Text passage:
Wesley Smith on Toronto Conference on End of Life

Wesley's report is at his blog, Secondhand Smoke.

The medical interventional suicide or "Physician Assisted Suicide" (PAS) offers a false sense of control to people who are actually the healthiest of the patients who know that they are nearing the end of life.

It's false because before legal medical regulations can be used to "help" terminal patients to control the "time and manner of their death," the laws are actually being sold to voters who aren't sick, who are encouraged to think "there but for the grace of God, go I." Instead of giving dignity to patients in pain, talking about the indignity of having others care for our bodies and the horrors of uncontrollable pain increases the revulsion toward physical weakness and dependency.

Mr. Smith says that in Toronto ( as at the Houston Holocaust Museum last month), he focused the bulk of his talk on "Futile Care Theory."

Calling all cases of withdrawal of care "Futile Care Theory" and eugenics is also false. It denies any acknowledgment that doctors act on their conscience. By denying that doctors and medical ethics committees -a group of peers and lay people, clergy, and ethicists - can be acting in good conscience, even when it goes against the wishes of surrogates and families condemns us all. If we can't trust these people, how can we trust a judge or a jury to act in good conscience?

I hope everyone reads what Wesley says about another speaker, Ms. Frazee:
She told the audience that there are two general veins of opposition to assisted suicide; political and spiritual, with people in each camp disagreeing with each other on other issues. She suggested that the best way to work together would be to develop a philosophical approach that would include all and permit people to also pursue other agendas when not working against assisted suicide.

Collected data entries
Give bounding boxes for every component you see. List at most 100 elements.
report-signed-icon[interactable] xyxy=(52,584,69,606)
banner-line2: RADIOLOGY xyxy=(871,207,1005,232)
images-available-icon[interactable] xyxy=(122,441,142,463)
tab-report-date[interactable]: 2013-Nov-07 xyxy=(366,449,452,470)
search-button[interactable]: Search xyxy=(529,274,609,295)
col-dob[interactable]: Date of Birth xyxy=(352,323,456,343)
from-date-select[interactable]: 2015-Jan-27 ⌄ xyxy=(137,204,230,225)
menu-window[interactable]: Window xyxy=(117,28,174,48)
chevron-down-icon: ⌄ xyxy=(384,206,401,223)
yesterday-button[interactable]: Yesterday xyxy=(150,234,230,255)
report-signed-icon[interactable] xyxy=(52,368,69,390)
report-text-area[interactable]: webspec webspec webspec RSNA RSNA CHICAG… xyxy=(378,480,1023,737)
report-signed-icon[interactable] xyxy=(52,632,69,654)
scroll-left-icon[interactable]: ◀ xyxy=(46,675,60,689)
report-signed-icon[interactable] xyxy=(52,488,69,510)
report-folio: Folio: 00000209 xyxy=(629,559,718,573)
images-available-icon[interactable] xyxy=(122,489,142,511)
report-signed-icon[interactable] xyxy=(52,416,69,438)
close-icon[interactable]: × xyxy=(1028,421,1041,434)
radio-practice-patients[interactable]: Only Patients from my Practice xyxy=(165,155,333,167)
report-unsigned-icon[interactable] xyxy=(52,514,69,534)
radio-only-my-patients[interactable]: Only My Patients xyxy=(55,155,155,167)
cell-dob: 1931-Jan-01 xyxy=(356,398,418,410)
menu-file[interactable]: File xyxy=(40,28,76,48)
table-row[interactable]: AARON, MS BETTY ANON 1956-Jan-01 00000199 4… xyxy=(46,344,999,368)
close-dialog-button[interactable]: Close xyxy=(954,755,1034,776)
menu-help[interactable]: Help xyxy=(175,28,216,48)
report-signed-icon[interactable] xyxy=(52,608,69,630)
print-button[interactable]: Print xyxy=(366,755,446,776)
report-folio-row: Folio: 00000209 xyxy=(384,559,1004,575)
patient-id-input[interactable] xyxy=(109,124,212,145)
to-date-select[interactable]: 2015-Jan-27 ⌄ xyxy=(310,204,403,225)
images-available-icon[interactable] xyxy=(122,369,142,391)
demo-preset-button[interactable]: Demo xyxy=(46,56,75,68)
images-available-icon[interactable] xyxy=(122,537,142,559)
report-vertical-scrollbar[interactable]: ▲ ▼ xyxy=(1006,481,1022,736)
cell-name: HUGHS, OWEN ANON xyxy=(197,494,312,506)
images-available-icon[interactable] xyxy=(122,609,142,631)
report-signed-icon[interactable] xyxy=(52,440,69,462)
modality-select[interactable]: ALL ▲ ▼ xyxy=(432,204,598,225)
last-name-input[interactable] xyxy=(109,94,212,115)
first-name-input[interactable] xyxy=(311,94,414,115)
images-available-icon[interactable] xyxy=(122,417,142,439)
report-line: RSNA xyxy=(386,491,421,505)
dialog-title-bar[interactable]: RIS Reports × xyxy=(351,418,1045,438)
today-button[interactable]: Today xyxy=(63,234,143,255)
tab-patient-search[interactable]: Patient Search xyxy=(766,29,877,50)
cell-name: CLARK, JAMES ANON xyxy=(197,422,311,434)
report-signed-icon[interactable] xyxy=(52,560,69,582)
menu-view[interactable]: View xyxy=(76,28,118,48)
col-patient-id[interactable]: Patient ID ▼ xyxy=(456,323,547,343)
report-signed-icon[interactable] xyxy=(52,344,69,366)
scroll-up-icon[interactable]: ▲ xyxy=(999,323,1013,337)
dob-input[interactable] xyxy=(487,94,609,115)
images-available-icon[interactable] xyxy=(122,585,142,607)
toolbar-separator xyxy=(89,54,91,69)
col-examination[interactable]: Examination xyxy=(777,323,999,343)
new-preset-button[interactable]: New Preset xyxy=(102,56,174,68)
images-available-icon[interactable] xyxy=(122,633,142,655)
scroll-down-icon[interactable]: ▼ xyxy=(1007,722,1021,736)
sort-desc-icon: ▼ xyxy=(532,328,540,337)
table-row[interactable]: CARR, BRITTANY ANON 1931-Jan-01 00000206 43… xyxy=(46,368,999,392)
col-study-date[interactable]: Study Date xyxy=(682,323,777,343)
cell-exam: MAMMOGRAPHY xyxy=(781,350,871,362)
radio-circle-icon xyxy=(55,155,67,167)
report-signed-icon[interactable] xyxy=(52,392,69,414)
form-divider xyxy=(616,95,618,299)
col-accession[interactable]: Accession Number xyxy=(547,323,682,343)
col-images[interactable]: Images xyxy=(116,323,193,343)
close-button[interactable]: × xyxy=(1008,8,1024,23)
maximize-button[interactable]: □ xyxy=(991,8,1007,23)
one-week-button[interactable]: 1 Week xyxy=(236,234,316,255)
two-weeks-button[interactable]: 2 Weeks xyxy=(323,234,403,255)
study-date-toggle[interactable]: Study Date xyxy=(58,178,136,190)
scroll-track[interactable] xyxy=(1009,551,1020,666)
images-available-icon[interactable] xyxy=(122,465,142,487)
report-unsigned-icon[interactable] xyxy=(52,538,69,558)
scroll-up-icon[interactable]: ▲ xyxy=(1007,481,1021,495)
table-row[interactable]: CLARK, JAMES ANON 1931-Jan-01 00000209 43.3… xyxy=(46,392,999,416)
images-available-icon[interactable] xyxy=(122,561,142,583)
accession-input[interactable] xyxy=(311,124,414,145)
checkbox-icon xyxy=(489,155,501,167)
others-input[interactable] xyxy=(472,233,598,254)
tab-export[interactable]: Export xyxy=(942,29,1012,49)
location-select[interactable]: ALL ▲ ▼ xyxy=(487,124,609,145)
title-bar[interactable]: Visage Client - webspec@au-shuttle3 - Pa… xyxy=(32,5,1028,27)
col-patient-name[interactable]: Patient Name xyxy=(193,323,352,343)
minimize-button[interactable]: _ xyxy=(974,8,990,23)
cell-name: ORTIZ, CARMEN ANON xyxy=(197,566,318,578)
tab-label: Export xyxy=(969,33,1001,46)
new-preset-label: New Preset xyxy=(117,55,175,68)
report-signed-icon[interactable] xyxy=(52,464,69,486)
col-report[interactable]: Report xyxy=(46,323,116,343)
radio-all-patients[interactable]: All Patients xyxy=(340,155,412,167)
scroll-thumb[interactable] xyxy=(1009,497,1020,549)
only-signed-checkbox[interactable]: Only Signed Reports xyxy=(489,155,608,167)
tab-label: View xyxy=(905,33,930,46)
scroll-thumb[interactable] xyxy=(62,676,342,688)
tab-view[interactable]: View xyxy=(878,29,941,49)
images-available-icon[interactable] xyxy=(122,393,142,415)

What you will do:
(a) Answer these questions using the post on the Toronto end-of-life conference:
(i) Where is Wesley's report published?
(ii) Besides Toronto, where did Mr. Smith focus the bulk of his talk on "Futile Care Theory"?
(iii) What two general veins of opposition to assisted suicide did Ms. Frazee describe?
(b) According to the post on the Toronto end-of-life conference, why is the sense of control offered by physician-assisted suicide false?
(c) Continue the post on the Toronto end-of-life conference from its final sentence.
The listing bears no relation to the post on the Toronto end-of-life conference.

Answers to the problems:
(a)
(i) On his blog, Secondhand Smoke.
(ii) At the Houston Holocaust Museum, the previous month.
(iii) Political and spiritual.

(b) It is false because, before the legal regulations can be used to "help" terminal patients, the laws are sold to voters who are not sick. Those voters are encouraged to think "there but for the grace of God, go I."

(c)
Too often, the only common ground is the hatred of the control that doctors seem to have. Suicide proponents and "futile care" activists declare doctors the bad guys who diagnose and couldn't cure, who bring the bad news of unavoidable death and who won't "do everything."

As I reported after Wesley spoke at the Houston Holocaust Museum, the risk is to squeeze doctors between two extremes.

I suggest that the doctrine of double effect can help us make the distinction. Doctors may not act with the intended result of death, but we know that some of our actions may cause death, unintentionally. In all cases, the intention and the act must be ethical, but sometimes - as when we poison the body with chemotherapy or radiation to fight cancers - only medical knowledge and experience can inform our conscience.

Laws and the legal process are a poor substitute for medical ethics and will result in the death of those same ethics.

The logical result is an end to all laws protecting the conscience of doctors, pharmacists, and nurses, in favor of laws leading to court and cookbook algorithms. The practice of medicine won't be a profession - much less a calling - with peer review, judgment and conscientious men and women. It will be a job done by people capable of following orders, even when it goes against their best medical and moral judgment.

Who will you trust? Lawyers and judges like Blackmun and Greer? Juries who live in a society that forces medical professionals to act in a way they believe is wrong? Legislatures and referendums that give us Oregon's assisted suicide? Or doctors and pharmacists who are prescribing and dispensing the potassium, heart stimulants or blood pressure control in the IV, adjusting the ventilator, dialysis machine and the dosage of pain meds under the watchful eye of nurses and the rest of their community?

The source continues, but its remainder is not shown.